## Exercise description
Take each line of the data that contains the string "than" and copy it.

○ ○ ○ ○ ○

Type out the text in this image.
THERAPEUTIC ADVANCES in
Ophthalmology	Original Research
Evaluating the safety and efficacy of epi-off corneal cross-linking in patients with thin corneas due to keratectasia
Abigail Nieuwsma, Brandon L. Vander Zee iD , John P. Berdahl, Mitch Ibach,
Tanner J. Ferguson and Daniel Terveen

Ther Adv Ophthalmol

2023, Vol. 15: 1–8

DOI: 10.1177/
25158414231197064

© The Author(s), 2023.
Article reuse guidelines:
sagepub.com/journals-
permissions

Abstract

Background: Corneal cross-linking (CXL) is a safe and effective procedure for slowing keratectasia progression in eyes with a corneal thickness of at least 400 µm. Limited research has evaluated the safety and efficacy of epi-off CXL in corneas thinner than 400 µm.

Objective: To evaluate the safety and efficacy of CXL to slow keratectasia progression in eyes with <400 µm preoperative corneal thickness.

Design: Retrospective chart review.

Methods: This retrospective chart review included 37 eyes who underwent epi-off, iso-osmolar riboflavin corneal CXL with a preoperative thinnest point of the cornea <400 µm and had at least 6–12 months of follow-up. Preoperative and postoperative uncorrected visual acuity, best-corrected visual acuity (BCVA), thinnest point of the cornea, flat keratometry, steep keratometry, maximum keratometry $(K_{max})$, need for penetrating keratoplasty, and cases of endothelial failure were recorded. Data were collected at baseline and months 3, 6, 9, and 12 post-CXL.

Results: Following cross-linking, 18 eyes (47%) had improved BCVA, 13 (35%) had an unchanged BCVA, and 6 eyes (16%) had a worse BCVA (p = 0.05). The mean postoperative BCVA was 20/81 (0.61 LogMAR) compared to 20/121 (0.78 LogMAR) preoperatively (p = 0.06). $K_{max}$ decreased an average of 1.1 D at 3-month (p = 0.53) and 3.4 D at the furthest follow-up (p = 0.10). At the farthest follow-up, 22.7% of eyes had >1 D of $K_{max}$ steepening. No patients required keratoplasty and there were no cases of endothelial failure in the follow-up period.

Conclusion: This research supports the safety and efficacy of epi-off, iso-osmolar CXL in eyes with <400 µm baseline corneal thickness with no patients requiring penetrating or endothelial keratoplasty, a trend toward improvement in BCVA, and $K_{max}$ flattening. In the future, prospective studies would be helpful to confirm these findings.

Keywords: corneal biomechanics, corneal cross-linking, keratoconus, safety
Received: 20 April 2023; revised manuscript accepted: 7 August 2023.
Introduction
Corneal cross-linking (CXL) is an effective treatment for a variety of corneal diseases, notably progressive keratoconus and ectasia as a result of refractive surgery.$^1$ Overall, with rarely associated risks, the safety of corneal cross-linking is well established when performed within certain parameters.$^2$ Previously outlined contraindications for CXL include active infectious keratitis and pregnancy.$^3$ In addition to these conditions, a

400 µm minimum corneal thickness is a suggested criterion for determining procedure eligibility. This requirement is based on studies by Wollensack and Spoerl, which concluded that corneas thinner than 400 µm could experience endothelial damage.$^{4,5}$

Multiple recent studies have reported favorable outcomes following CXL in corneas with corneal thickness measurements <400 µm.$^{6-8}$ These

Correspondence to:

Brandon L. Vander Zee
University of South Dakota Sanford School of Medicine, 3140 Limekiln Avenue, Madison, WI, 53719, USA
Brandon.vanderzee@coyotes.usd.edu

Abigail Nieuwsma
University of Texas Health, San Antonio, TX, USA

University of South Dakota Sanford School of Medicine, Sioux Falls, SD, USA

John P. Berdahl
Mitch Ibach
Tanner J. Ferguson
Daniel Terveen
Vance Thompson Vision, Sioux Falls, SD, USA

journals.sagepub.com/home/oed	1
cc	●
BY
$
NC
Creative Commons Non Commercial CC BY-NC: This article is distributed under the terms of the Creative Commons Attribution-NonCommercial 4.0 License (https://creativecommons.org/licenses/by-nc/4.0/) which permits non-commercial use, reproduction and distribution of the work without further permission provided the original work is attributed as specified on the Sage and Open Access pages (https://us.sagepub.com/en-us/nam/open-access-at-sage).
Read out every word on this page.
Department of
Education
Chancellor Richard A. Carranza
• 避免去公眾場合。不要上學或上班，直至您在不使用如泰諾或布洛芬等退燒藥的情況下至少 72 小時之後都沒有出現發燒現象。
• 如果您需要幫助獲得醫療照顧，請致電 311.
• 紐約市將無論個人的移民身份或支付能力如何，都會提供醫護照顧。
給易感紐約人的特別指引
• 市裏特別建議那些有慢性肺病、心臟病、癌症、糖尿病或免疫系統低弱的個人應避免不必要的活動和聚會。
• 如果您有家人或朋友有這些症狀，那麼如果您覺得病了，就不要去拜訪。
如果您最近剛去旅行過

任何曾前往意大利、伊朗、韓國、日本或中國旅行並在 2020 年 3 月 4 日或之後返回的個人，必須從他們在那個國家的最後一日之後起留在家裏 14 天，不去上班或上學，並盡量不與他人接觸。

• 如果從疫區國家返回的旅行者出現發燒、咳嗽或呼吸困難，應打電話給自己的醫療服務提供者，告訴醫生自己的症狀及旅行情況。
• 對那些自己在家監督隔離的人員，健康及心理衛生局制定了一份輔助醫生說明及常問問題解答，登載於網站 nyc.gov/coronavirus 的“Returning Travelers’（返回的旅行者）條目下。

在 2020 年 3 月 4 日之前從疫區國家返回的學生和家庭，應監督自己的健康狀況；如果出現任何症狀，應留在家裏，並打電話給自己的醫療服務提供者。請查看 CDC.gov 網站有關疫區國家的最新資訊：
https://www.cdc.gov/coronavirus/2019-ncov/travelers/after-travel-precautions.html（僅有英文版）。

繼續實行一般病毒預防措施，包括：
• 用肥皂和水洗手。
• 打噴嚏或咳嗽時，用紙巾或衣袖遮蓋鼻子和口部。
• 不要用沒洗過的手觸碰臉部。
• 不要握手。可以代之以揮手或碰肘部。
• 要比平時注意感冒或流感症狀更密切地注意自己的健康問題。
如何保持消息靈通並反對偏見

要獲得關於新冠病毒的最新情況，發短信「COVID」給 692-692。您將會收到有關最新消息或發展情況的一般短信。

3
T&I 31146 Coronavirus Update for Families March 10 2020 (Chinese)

○ ○ ○ ○ ○

## Written solution
Background: Corneal cross-linking (CXL) is a safe and effective procedure for slowing keratectasia progression in eyes with a corneal thickness of at least 400 µm. Limited research has evaluated the safety and efficacy of epi-off CXL in corneas thinner than 400 µm.
400 µm minimum corneal thickness is a suggested criterion for determining procedure eligibility. This requirement is based on studies by Wollensack and Spoerl, which concluded that corneas thinner than 400 µm could experience endothelial damage.$^{4,5}$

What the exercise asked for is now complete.